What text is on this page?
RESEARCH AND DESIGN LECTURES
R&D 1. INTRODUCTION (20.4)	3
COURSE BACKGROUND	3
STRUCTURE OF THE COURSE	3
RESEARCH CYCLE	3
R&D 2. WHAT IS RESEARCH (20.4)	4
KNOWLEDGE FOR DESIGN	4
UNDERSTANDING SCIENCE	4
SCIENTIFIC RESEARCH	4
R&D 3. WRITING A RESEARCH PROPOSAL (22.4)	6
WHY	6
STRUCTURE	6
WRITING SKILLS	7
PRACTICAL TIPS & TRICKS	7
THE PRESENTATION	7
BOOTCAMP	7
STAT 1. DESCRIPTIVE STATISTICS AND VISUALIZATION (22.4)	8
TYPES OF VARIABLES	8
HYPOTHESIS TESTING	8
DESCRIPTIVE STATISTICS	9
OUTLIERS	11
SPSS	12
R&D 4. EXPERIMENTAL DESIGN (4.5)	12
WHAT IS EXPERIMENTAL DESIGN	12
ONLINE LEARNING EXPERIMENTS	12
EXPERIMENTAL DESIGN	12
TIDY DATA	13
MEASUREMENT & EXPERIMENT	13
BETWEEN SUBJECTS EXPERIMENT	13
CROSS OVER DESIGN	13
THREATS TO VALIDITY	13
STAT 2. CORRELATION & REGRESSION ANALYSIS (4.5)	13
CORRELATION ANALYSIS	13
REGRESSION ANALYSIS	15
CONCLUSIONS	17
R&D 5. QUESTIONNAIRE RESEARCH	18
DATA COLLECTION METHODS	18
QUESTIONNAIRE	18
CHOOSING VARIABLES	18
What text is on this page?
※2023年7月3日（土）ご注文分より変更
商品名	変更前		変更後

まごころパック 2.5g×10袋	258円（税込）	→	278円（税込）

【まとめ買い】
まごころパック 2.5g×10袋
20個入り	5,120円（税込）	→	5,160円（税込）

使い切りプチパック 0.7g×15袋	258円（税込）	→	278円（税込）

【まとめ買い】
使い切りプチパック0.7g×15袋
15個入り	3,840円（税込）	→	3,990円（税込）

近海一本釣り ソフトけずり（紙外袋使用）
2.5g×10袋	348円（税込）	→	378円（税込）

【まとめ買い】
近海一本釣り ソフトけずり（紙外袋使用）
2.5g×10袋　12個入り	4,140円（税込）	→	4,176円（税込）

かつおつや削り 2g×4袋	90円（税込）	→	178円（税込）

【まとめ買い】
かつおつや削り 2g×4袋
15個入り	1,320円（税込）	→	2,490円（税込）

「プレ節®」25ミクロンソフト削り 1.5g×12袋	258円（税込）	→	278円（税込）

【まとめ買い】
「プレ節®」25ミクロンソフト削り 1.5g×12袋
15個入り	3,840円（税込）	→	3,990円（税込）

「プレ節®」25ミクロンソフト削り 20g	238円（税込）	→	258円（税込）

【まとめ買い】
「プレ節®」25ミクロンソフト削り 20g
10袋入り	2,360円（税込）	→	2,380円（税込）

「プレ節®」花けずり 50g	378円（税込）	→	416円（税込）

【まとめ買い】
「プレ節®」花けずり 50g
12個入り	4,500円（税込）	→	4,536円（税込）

Required task: Copy out every line of the data above, exactly as given.

Answer to this exercise:
What text is on this page?
RESEARCH AND DESIGN LECTURES
R&D 1. INTRODUCTION (20.4)	3
COURSE BACKGROUND	3
STRUCTURE OF THE COURSE	3
RESEARCH CYCLE	3
R&D 2. WHAT IS RESEARCH (20.4)	4
KNOWLEDGE FOR DESIGN	4
UNDERSTANDING SCIENCE	4
SCIENTIFIC RESEARCH	4
R&D 3. WRITING A RESEARCH PROPOSAL (22.4)	6
WHY	6
STRUCTURE	6
WRITING SKILLS	7
PRACTICAL TIPS & TRICKS	7
THE PRESENTATION	7
BOOTCAMP	7
STAT 1. DESCRIPTIVE STATISTICS AND VISUALIZATION (22.4)	8
TYPES OF VARIABLES	8
HYPOTHESIS TESTING	8
DESCRIPTIVE STATISTICS	9
OUTLIERS	11
SPSS	12
R&D 4. EXPERIMENTAL DESIGN (4.5)	12
WHAT IS EXPERIMENTAL DESIGN	12
ONLINE LEARNING EXPERIMENTS	12
EXPERIMENTAL DESIGN	12
TIDY DATA	13
MEASUREMENT & EXPERIMENT	13
BETWEEN SUBJECTS EXPERIMENT	13
CROSS OVER DESIGN	13
THREATS TO VALIDITY	13
STAT 2. CORRELATION & REGRESSION ANALYSIS (4.5)	13
CORRELATION ANALYSIS	13
REGRESSION ANALYSIS	15
CONCLUSIONS	17
R&D 5. QUESTIONNAIRE RESEARCH	18
DATA COLLECTION METHODS	18
QUESTIONNAIRE	18
CHOOSING VARIABLES	18
What text is on this page?
※2023年7月3日（土）ご注文分より変更
商品名	変更前		変更後

まごころパック 2.5g×10袋	258円（税込）	→	278円（税込）

【まとめ買い】
まごころパック 2.5g×10袋
20個入り	5,120円（税込）	→	5,160円（税込）

使い切りプチパック 0.7g×15袋	258円（税込）	→	278円（税込）

【まとめ買い】
使い切りプチパック0.7g×15袋
15個入り	3,840円（税込）	→	3,990円（税込）

近海一本釣り ソフトけずり（紙外袋使用）
2.5g×10袋	348円（税込）	→	378円（税込）

【まとめ買い】
近海一本釣り ソフトけずり（紙外袋使用）
2.5g×10袋　12個入り	4,140円（税込）	→	4,176円（税込）

かつおつや削り 2g×4袋	90円（税込）	→	178円（税込）

【まとめ買い】
かつおつや削り 2g×4袋
15個入り	1,320円（税込）	→	2,490円（税込）

「プレ節®」25ミクロンソフト削り 1.5g×12袋	258円（税込）	→	278円（税込）

【まとめ買い】
「プレ節®」25ミクロンソフト削り 1.5g×12袋
15個入り	3,840円（税込）	→	3,990円（税込）

「プレ節®」25ミクロンソフト削り 20g	238円（税込）	→	258円（税込）

【まとめ買い】
「プレ節®」25ミクロンソフト削り 20g
10袋入り	2,360円（税込）	→	2,380円（税込）

「プレ節®」花けずり 50g	378円（税込）	→	416円（税込）

【まとめ買い】
「プレ節®」花けずり 50g
12個入り	4,500円（税込）	→	4,536円（税込）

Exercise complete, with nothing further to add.